__MATERIAL PROVIDED__:
^^^^^^^^^^^^^^^^

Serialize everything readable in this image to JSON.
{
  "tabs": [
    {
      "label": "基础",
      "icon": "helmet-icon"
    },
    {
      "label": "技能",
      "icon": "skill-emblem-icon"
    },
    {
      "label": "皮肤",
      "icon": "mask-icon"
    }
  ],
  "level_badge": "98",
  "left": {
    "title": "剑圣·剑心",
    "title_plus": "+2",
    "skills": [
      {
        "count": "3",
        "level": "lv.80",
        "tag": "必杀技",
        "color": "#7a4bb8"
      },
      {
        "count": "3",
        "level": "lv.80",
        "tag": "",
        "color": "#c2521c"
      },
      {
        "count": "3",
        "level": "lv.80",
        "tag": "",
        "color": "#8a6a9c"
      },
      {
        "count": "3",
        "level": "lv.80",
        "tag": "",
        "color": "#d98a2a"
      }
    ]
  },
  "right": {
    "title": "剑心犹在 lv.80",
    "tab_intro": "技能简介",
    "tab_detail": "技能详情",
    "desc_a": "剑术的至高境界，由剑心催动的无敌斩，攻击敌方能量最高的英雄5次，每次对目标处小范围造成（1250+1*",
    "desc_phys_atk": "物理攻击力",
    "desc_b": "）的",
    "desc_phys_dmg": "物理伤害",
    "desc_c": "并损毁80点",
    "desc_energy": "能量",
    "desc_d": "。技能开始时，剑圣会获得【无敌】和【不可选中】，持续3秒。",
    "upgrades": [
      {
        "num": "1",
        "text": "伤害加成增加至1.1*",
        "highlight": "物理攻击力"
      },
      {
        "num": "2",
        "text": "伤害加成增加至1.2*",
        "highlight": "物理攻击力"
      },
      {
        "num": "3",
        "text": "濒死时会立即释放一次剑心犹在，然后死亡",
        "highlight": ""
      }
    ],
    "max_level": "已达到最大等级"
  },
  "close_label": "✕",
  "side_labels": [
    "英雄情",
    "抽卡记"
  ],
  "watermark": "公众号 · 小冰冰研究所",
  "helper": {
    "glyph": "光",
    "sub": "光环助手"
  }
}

^^^^^^^^^^^^^^^^

__WHAT YOU HAVE TO DO__:
Write out every line of the records exactly.

__SOLVED EXERCISE__:
Serialize everything readable in this image to JSON.
{
  "tabs": [
    {
      "label": "基础",
      "icon": "helmet-icon"
    },
    {
      "label": "技能",
      "icon": "skill-emblem-icon"
    },
    {
      "label": "皮肤",
      "icon": "mask-icon"
    }
  ],
  "level_badge": "98",
  "left": {
    "title": "剑圣·剑心",
    "title_plus": "+2",
    "skills": [
      {
        "count": "3",
        "level": "lv.80",
        "tag": "必杀技",
        "color": "#7a4bb8"
      },
      {
        "count": "3",
        "level": "lv.80",
        "tag": "",
        "color": "#c2521c"
      },
      {
        "count": "3",
        "level": "lv.80",
        "tag": "",
        "color": "#8a6a9c"
      },
      {
        "count": "3",
        "level": "lv.80",
        "tag": "",
        "color": "#d98a2a"
      }
    ]
  },
  "right": {
    "title": "剑心犹在 lv.80",
    "tab_intro": "技能简介",
    "tab_detail": "技能详情",
    "desc_a": "剑术的至高境界，由剑心催动的无敌斩，攻击敌方能量最高的英雄5次，每次对目标处小范围造成（1250+1*",
    "desc_phys_atk": "物理攻击力",
    "desc_b": "）的",
    "desc_phys_dmg": "物理伤害",
    "desc_c": "并损毁80点",
    "desc_energy": "能量",
    "desc_d": "。技能开始时，剑圣会获得【无敌】和【不可选中】，持续3秒。",
    "upgrades": [
      {
        "num": "1",
        "text": "伤害加成增加至1.1*",
        "highlight": "物理攻击力"
      },
      {
        "num": "2",
        "text": "伤害加成增加至1.2*",
        "highlight": "物理攻击力"
      },
      {
        "num": "3",
        "text": "濒死时会立即释放一次剑心犹在，然后死亡",
        "highlight": ""
      }
    ],
    "max_level": "已达到最大等级"
  },
  "close_label": "✕",
  "side_labels": [
    "英雄情",
    "抽卡记"
  ],
  "watermark": "公众号 · 小冰冰研究所",
  "helper": {
    "glyph": "光",
    "sub": "光环助手"
  }
}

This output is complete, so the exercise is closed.